# EXERCISE
Gather all lines in the data that hold the string "JSON".

• • • •

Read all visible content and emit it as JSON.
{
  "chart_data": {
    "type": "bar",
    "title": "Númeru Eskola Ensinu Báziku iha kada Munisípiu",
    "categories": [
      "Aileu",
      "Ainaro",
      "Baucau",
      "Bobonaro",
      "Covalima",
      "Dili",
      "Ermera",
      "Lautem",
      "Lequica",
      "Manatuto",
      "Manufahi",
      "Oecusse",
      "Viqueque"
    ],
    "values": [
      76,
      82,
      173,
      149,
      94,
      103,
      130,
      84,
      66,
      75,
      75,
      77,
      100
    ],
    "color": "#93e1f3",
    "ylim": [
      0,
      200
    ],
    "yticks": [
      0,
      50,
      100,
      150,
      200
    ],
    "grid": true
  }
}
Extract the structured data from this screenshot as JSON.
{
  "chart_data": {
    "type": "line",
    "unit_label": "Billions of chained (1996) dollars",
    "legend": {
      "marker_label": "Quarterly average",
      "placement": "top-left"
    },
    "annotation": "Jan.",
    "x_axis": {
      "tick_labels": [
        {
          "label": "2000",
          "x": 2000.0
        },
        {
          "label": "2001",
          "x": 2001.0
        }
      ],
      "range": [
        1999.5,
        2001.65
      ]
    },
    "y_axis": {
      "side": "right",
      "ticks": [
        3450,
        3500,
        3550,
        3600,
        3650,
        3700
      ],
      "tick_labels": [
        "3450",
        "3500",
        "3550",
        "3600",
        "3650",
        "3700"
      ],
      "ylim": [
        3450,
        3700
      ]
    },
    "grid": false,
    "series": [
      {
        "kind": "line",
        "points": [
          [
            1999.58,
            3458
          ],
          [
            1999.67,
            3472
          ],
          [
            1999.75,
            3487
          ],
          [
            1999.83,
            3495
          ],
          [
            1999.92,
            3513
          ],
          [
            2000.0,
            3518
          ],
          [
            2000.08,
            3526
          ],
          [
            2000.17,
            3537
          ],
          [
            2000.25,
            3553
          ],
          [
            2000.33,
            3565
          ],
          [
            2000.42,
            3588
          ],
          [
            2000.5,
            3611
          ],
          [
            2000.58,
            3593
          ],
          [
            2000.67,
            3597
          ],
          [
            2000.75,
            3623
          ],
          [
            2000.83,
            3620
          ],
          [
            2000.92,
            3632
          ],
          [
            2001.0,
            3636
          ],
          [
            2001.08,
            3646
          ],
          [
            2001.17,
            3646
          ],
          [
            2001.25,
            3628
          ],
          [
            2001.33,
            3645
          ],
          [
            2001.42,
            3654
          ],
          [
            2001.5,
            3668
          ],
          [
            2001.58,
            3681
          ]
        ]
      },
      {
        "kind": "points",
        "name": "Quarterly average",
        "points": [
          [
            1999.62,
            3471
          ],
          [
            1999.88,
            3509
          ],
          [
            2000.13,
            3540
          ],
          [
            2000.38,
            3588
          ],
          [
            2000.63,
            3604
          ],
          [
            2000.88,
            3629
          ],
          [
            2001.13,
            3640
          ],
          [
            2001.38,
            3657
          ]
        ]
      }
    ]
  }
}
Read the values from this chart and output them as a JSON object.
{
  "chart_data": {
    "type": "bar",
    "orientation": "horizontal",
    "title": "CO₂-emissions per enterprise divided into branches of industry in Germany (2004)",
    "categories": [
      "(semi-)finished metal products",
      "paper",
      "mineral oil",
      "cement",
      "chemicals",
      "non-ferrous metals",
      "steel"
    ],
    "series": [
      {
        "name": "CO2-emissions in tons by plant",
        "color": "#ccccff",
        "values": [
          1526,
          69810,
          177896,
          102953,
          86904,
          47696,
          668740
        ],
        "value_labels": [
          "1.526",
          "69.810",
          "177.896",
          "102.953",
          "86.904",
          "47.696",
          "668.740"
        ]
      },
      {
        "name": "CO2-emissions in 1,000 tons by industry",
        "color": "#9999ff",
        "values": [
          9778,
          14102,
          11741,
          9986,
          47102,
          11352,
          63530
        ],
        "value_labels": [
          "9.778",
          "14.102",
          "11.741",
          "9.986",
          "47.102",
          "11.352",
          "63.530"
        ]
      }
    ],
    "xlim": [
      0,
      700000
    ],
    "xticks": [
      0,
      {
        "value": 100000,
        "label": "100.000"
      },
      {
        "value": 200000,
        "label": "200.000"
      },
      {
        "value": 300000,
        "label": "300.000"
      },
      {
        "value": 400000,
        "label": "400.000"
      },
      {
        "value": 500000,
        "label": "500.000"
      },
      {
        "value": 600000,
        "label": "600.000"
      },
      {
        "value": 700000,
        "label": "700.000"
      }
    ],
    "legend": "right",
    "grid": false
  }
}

• • • •

# RESULT OF THIS EXERCISE
Read all visible content and emit it as JSON.
Extract the structured data from this screenshot as JSON.
Read the values from this chart and output them as a JSON object.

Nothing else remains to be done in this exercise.